(Stored data)
Begin

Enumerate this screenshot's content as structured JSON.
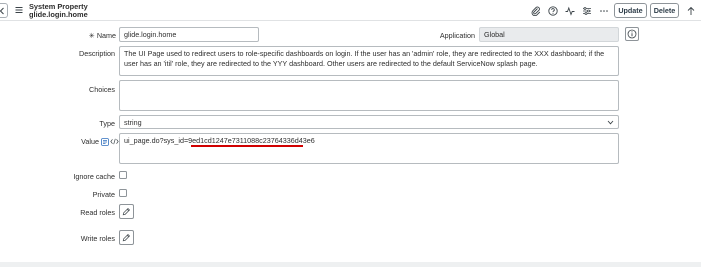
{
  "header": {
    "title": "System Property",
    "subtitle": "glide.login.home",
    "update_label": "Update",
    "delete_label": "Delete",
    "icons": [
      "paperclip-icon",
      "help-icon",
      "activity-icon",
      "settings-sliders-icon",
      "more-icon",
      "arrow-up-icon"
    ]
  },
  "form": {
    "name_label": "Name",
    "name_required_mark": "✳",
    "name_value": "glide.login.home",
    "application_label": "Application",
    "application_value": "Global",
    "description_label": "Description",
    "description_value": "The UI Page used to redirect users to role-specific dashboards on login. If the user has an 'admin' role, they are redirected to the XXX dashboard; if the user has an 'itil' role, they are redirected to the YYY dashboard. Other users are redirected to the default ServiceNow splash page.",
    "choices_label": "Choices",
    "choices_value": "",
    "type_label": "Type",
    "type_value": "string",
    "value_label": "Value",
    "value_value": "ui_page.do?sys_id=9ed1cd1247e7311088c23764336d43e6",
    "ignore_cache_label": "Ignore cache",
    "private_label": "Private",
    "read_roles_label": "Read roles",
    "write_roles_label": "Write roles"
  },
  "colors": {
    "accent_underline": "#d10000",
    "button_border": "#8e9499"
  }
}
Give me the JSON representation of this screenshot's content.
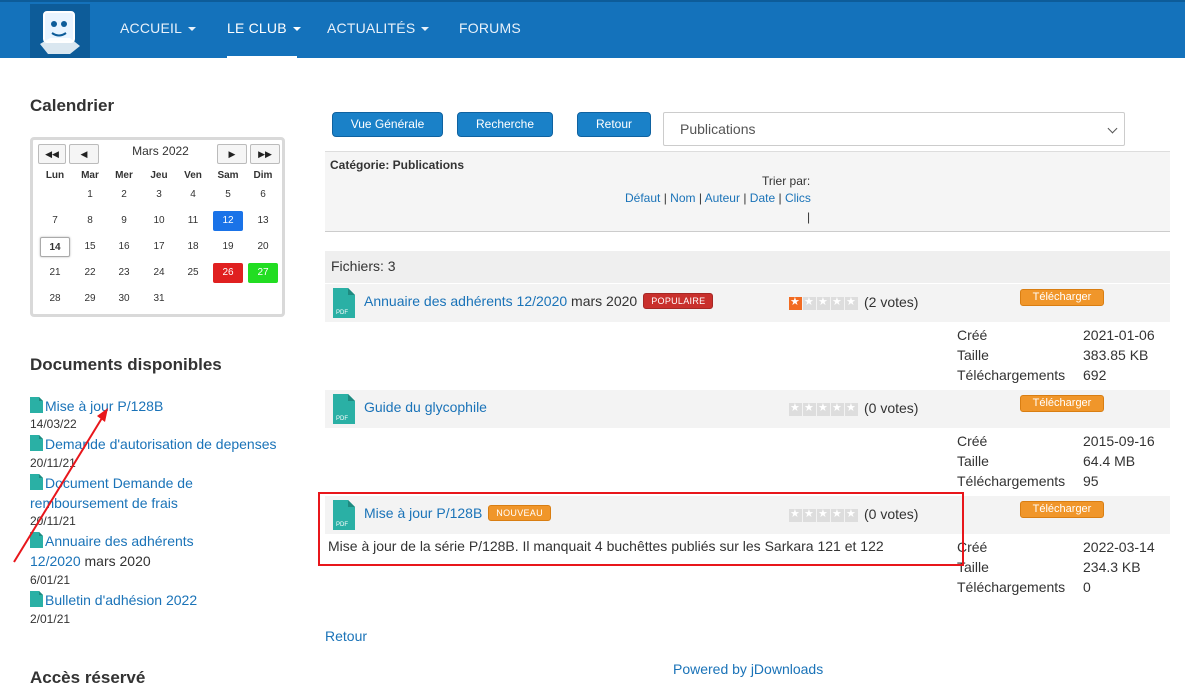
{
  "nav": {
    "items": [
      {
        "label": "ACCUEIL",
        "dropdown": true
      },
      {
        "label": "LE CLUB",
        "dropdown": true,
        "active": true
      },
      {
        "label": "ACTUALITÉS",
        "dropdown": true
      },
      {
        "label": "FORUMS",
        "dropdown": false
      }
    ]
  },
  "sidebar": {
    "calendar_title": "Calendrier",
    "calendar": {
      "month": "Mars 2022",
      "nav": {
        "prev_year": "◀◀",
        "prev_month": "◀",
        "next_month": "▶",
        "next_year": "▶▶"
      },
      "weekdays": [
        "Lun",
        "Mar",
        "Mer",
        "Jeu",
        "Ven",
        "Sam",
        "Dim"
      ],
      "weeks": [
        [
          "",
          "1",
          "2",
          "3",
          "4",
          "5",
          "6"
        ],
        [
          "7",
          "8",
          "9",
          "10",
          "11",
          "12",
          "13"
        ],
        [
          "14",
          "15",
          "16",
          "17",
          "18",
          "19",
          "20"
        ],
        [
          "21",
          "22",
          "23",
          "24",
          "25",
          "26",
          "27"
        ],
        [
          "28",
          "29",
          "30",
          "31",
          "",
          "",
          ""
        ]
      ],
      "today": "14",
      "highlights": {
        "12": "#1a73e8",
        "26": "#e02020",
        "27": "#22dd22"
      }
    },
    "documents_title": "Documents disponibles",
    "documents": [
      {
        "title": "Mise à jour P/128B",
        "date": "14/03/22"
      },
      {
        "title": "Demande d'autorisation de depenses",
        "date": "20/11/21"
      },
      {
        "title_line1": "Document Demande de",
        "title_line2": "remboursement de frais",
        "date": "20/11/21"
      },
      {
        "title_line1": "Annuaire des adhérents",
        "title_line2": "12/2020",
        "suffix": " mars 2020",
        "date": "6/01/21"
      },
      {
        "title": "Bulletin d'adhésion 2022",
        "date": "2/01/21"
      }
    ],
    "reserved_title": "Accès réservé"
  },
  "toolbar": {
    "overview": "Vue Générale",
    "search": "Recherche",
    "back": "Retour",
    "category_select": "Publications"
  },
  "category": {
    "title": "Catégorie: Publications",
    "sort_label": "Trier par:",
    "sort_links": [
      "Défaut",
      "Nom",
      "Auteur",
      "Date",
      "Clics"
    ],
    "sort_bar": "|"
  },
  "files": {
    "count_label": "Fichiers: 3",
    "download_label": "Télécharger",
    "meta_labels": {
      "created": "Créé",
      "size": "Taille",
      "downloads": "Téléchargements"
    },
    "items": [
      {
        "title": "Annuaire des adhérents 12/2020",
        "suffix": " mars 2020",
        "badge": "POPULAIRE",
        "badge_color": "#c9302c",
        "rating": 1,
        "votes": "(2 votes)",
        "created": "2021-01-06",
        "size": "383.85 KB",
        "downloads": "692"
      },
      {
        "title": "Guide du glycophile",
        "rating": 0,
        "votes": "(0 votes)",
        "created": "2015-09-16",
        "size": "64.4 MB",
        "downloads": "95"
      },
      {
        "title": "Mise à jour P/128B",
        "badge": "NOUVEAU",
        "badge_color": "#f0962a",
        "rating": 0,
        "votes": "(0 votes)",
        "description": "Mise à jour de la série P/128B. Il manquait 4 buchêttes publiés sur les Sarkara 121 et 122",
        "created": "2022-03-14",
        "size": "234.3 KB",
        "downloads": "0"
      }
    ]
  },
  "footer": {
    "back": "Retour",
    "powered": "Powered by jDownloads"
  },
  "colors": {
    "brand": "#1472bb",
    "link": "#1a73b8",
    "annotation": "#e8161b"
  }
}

End

→ Your objective:
Copy every line above word for word and exclude the pictures.

→ Result:
Enumerate this screenshot's content as structured JSON.
{
  "header": {
    "title": "System Property",
    "subtitle": "glide.login.home",
    "update_label": "Update",
    "delete_label": "Delete",
    "icons": [
      "paperclip-icon",
      "help-icon",
      "activity-icon",
      "settings-sliders-icon",
      "more-icon",
      "arrow-up-icon"
    ]
  },
  "form": {
    "name_label": "Name",
    "name_required_mark": "✳",
    "name_value": "glide.login.home",
    "application_label": "Application",
    "application_value": "Global",
    "description_label": "Description",
    "description_value": "The UI Page used to redirect users to role-specific dashboards on login. If the user has an 'admin' role, they are redirected to the XXX dashboard; if the user has an 'itil' role, they are redirected to the YYY dashboard. Other users are redirected to the default ServiceNow splash page.",
    "choices_label": "Choices",
    "choices_value": "",
    "type_label": "Type",
    "type_value": "string",
    "value_label": "Value",
    "value_value": "ui_page.do?sys_id=9ed1cd1247e7311088c23764336d43e6",
    "ignore_cache_label": "Ignore cache",
    "private_label": "Private",
    "read_roles_label": "Read roles",
    "write_roles_label": "Write roles"
  },
  "colors": {
    "accent_underline": "#d10000",
    "button_border": "#8e9499"
  }
}
Give me the JSON representation of this screenshot's content.
{
  "nav": {
    "items": [
      {
        "label": "ACCUEIL",
        "dropdown": true
      },
      {
        "label": "LE CLUB",
        "dropdown": true,
        "active": true
      },
      {
        "label": "ACTUALITÉS",
        "dropdown": true
      },
      {
        "label": "FORUMS",
        "dropdown": false
      }
    ]
  },
  "sidebar": {
    "calendar_title": "Calendrier",
    "calendar": {
      "month": "Mars 2022",
      "nav": {
        "prev_year": "◀◀",
        "prev_month": "◀",
        "next_month": "▶",
        "next_year": "▶▶"
      },
      "weekdays": [
        "Lun",
        "Mar",
        "Mer",
        "Jeu",
        "Ven",
        "Sam",
        "Dim"
      ],
      "weeks": [
        [
          "",
          "1",
          "2",
          "3",
          "4",
          "5",
          "6"
        ],
        [
          "7",
          "8",
          "9",
          "10",
          "11",
          "12",
          "13"
        ],
        [
          "14",
          "15",
          "16",
          "17",
          "18",
          "19",
          "20"
        ],
        [
          "21",
          "22",
          "23",
          "24",
          "25",
          "26",
          "27"
        ],
        [
          "28",
          "29",
          "30",
          "31",
          "",
          "",
          ""
        ]
      ],
      "today": "14",
      "highlights": {
        "12": "#1a73e8",
        "26": "#e02020",
        "27": "#22dd22"
      }
    },
    "documents_title": "Documents disponibles",
    "documents": [
      {
        "title": "Mise à jour P/128B",
        "date": "14/03/22"
      },
      {
        "title": "Demande d'autorisation de depenses",
        "date": "20/11/21"
      },
      {
        "title_line1": "Document Demande de",
        "title_line2": "remboursement de frais",
        "date": "20/11/21"
      },
      {
        "title_line1": "Annuaire des adhérents",
        "title_line2": "12/2020",
        "suffix": " mars 2020",
        "date": "6/01/21"
      },
      {
        "title": "Bulletin d'adhésion 2022",
        "date": "2/01/21"
      }
    ],
    "reserved_title": "Accès réservé"
  },
  "toolbar": {
    "overview": "Vue Générale",
    "search": "Recherche",
    "back": "Retour",
    "category_select": "Publications"
  },
  "category": {
    "title": "Catégorie: Publications",
    "sort_label": "Trier par:",
    "sort_links": [
      "Défaut",
      "Nom",
      "Auteur",
      "Date",
      "Clics"
    ],
    "sort_bar": "|"
  },
  "files": {
    "count_label": "Fichiers: 3",
    "download_label": "Télécharger",
    "meta_labels": {
      "created": "Créé",
      "size": "Taille",
      "downloads": "Téléchargements"
    },
    "items": [
      {
        "title": "Annuaire des adhérents 12/2020",
        "suffix": " mars 2020",
        "badge": "POPULAIRE",
        "badge_color": "#c9302c",
        "rating": 1,
        "votes": "(2 votes)",
        "created": "2021-01-06",
        "size": "383.85 KB",
        "downloads": "692"
      },
      {
        "title": "Guide du glycophile",
        "rating": 0,
        "votes": "(0 votes)",
        "created": "2015-09-16",
        "size": "64.4 MB",
        "downloads": "95"
      },
      {
        "title": "Mise à jour P/128B",
        "badge": "NOUVEAU",
        "badge_color": "#f0962a",
        "rating": 0,
        "votes": "(0 votes)",
        "description": "Mise à jour de la série P/128B. Il manquait 4 buchêttes publiés sur les Sarkara 121 et 122",
        "created": "2022-03-14",
        "size": "234.3 KB",
        "downloads": "0"
      }
    ]
  },
  "footer": {
    "back": "Retour",
    "powered": "Powered by jDownloads"
  },
  "colors": {
    "brand": "#1472bb",
    "link": "#1a73b8",
    "annotation": "#e8161b"
  }
}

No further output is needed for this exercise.